(Stored data)
*-*-*
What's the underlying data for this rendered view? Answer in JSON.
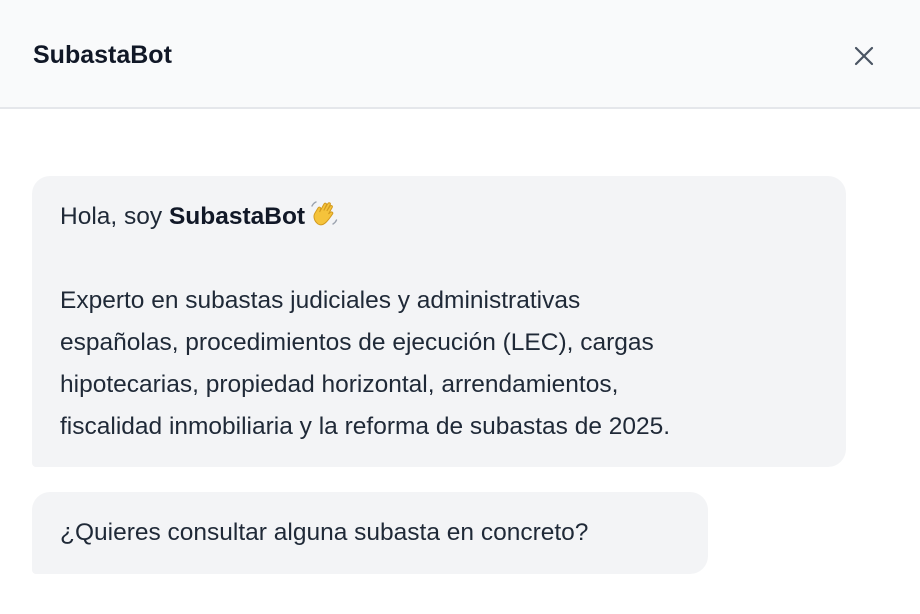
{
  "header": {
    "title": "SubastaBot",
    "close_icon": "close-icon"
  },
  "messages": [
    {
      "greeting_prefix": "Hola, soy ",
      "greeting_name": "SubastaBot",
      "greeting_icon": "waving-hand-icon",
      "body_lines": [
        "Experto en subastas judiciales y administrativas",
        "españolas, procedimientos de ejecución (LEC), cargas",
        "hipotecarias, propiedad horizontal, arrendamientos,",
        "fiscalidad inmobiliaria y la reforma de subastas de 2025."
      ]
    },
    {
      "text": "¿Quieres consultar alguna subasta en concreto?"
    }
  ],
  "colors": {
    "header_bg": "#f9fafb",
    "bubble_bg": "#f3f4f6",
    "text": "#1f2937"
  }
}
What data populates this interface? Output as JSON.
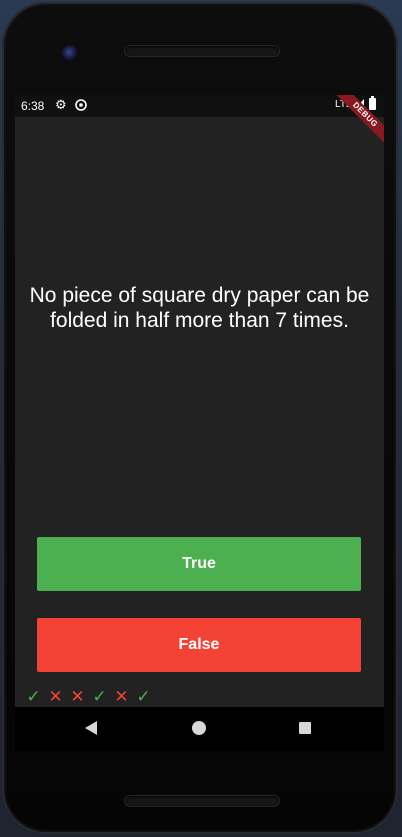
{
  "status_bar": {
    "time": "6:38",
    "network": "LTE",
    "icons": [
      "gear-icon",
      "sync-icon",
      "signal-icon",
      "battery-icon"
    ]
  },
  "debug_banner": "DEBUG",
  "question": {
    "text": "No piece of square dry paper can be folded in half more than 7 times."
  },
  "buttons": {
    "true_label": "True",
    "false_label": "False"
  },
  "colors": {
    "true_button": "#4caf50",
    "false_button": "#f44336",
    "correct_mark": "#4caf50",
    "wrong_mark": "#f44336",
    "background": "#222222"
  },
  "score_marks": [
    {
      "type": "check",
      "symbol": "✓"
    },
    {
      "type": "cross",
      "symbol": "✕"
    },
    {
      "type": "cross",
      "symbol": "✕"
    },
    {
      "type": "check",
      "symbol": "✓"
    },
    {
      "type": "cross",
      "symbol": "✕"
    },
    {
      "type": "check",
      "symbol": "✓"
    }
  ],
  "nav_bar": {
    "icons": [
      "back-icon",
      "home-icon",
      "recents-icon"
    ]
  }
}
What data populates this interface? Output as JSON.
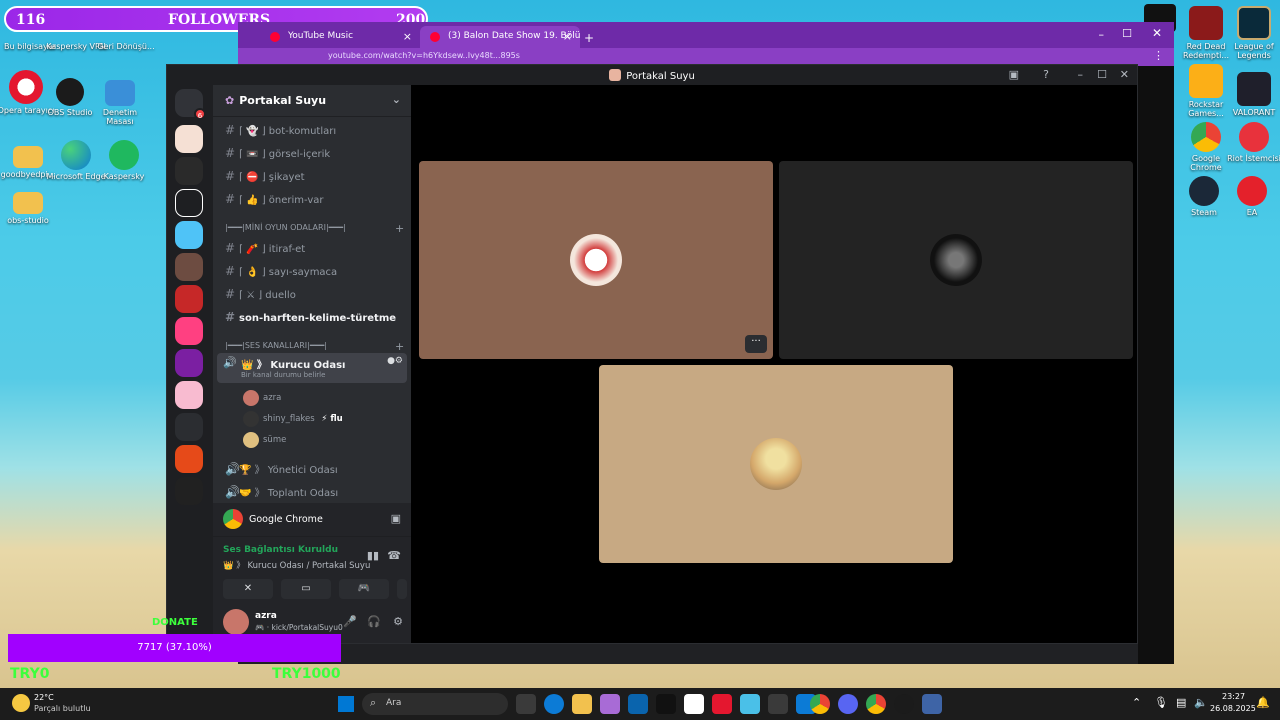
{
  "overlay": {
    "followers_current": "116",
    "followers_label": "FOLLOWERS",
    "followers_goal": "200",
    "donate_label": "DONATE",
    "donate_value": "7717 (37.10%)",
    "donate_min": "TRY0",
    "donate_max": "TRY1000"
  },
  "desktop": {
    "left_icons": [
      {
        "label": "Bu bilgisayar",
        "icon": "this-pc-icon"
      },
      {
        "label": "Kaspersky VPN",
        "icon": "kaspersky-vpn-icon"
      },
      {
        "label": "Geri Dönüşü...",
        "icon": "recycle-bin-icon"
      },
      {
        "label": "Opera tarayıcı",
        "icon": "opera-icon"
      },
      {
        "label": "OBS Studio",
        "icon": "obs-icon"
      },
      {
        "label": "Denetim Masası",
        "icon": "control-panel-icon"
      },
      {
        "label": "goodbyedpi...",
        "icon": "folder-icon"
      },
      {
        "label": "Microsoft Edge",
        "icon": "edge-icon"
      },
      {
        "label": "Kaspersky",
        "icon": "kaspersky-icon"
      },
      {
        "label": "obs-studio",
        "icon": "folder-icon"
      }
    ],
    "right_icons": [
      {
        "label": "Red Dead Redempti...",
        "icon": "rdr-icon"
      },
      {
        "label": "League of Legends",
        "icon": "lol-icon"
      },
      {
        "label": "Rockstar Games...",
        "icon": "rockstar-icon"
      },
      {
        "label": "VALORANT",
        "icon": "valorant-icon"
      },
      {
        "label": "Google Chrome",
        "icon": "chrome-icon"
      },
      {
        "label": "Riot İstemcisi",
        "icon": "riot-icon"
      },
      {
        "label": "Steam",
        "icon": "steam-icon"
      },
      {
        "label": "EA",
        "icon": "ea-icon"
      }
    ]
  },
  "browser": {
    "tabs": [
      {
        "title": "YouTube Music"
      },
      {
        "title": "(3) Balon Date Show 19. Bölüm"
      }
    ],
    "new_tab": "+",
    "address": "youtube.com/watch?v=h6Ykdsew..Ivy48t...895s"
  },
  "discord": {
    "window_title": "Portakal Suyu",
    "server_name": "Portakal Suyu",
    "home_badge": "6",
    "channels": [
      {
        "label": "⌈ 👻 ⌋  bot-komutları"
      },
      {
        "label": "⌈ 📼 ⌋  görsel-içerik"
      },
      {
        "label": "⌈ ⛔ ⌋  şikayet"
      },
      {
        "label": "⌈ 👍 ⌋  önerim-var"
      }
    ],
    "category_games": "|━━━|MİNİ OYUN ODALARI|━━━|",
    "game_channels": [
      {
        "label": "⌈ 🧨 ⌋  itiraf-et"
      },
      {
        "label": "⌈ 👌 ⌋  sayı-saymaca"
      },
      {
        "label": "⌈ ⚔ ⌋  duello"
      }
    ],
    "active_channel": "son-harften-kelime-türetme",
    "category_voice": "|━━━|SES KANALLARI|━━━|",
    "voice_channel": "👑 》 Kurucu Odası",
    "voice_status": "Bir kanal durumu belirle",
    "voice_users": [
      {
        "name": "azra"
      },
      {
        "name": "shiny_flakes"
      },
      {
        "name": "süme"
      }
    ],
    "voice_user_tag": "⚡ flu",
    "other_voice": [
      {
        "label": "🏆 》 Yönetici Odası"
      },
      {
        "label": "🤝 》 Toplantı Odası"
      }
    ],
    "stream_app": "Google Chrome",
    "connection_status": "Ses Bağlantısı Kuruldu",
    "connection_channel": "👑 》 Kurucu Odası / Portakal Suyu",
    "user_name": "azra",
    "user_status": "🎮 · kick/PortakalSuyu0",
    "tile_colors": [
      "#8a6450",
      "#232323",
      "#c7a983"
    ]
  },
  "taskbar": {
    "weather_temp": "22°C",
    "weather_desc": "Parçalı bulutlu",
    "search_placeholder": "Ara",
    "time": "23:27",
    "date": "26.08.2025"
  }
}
*-*-*
[TASK PROMPT] Go through the data above and transcribe it in full, omitting any image.

[EXERCISE SOLUTION]
What's the underlying data for this rendered view? Answer in JSON.
{
  "header": {
    "title": "SubastaBot",
    "close_icon": "close-icon"
  },
  "messages": [
    {
      "greeting_prefix": "Hola, soy ",
      "greeting_name": "SubastaBot",
      "greeting_icon": "waving-hand-icon",
      "body_lines": [
        "Experto en subastas judiciales y administrativas",
        "españolas, procedimientos de ejecución (LEC), cargas",
        "hipotecarias, propiedad horizontal, arrendamientos,",
        "fiscalidad inmobiliaria y la reforma de subastas de 2025."
      ]
    },
    {
      "text": "¿Quieres consultar alguna subasta en concreto?"
    }
  ],
  "colors": {
    "header_bg": "#f9fafb",
    "bubble_bg": "#f3f4f6",
    "text": "#1f2937"
  }
}
What data populates this interface? Output as JSON.
{
  "status_bar": {
    "time": "6:38",
    "network": "LTE",
    "icons": [
      "gear-icon",
      "sync-icon",
      "signal-icon",
      "battery-icon"
    ]
  },
  "debug_banner": "DEBUG",
  "question": {
    "text": "No piece of square dry paper can be folded in half more than 7 times."
  },
  "buttons": {
    "true_label": "True",
    "false_label": "False"
  },
  "colors": {
    "true_button": "#4caf50",
    "false_button": "#f44336",
    "correct_mark": "#4caf50",
    "wrong_mark": "#f44336",
    "background": "#222222"
  },
  "score_marks": [
    {
      "type": "check",
      "symbol": "✓"
    },
    {
      "type": "cross",
      "symbol": "✕"
    },
    {
      "type": "cross",
      "symbol": "✕"
    },
    {
      "type": "check",
      "symbol": "✓"
    },
    {
      "type": "cross",
      "symbol": "✕"
    },
    {
      "type": "check",
      "symbol": "✓"
    }
  ],
  "nav_bar": {
    "icons": [
      "back-icon",
      "home-icon",
      "recents-icon"
    ]
  }
}
What data populates this interface? Output as JSON.
{
  "overlay": {
    "followers_current": "116",
    "followers_label": "FOLLOWERS",
    "followers_goal": "200",
    "donate_label": "DONATE",
    "donate_value": "7717 (37.10%)",
    "donate_min": "TRY0",
    "donate_max": "TRY1000"
  },
  "desktop": {
    "left_icons": [
      {
        "label": "Bu bilgisayar",
        "icon": "this-pc-icon"
      },
      {
        "label": "Kaspersky VPN",
        "icon": "kaspersky-vpn-icon"
      },
      {
        "label": "Geri Dönüşü...",
        "icon": "recycle-bin-icon"
      },
      {
        "label": "Opera tarayıcı",
        "icon": "opera-icon"
      },
      {
        "label": "OBS Studio",
        "icon": "obs-icon"
      },
      {
        "label": "Denetim Masası",
        "icon": "control-panel-icon"
      },
      {
        "label": "goodbyedpi...",
        "icon": "folder-icon"
      },
      {
        "label": "Microsoft Edge",
        "icon": "edge-icon"
      },
      {
        "label": "Kaspersky",
        "icon": "kaspersky-icon"
      },
      {
        "label": "obs-studio",
        "icon": "folder-icon"
      }
    ],
    "right_icons": [
      {
        "label": "Red Dead Redempti...",
        "icon": "rdr-icon"
      },
      {
        "label": "League of Legends",
        "icon": "lol-icon"
      },
      {
        "label": "Rockstar Games...",
        "icon": "rockstar-icon"
      },
      {
        "label": "VALORANT",
        "icon": "valorant-icon"
      },
      {
        "label": "Google Chrome",
        "icon": "chrome-icon"
      },
      {
        "label": "Riot İstemcisi",
        "icon": "riot-icon"
      },
      {
        "label": "Steam",
        "icon": "steam-icon"
      },
      {
        "label": "EA",
        "icon": "ea-icon"
      }
    ]
  },
  "browser": {
    "tabs": [
      {
        "title": "YouTube Music"
      },
      {
        "title": "(3) Balon Date Show 19. Bölüm"
      }
    ],
    "new_tab": "+",
    "address": "youtube.com/watch?v=h6Ykdsew..Ivy48t...895s"
  },
  "discord": {
    "window_title": "Portakal Suyu",
    "server_name": "Portakal Suyu",
    "home_badge": "6",
    "channels": [
      {
        "label": "⌈ 👻 ⌋  bot-komutları"
      },
      {
        "label": "⌈ 📼 ⌋  görsel-içerik"
      },
      {
        "label": "⌈ ⛔ ⌋  şikayet"
      },
      {
        "label": "⌈ 👍 ⌋  önerim-var"
      }
    ],
    "category_games": "|━━━|MİNİ OYUN ODALARI|━━━|",
    "game_channels": [
      {
        "label": "⌈ 🧨 ⌋  itiraf-et"
      },
      {
        "label": "⌈ 👌 ⌋  sayı-saymaca"
      },
      {
        "label": "⌈ ⚔ ⌋  duello"
      }
    ],
    "active_channel": "son-harften-kelime-türetme",
    "category_voice": "|━━━|SES KANALLARI|━━━|",
    "voice_channel": "👑 》 Kurucu Odası",
    "voice_status": "Bir kanal durumu belirle",
    "voice_users": [
      {
        "name": "azra"
      },
      {
        "name": "shiny_flakes"
      },
      {
        "name": "süme"
      }
    ],
    "voice_user_tag": "⚡ flu",
    "other_voice": [
      {
        "label": "🏆 》 Yönetici Odası"
      },
      {
        "label": "🤝 》 Toplantı Odası"
      }
    ],
    "stream_app": "Google Chrome",
    "connection_status": "Ses Bağlantısı Kuruldu",
    "connection_channel": "👑 》 Kurucu Odası / Portakal Suyu",
    "user_name": "azra",
    "user_status": "🎮 · kick/PortakalSuyu0",
    "tile_colors": [
      "#8a6450",
      "#232323",
      "#c7a983"
    ]
  },
  "taskbar": {
    "weather_temp": "22°C",
    "weather_desc": "Parçalı bulutlu",
    "search_placeholder": "Ara",
    "time": "23:27",
    "date": "26.08.2025"
  }
}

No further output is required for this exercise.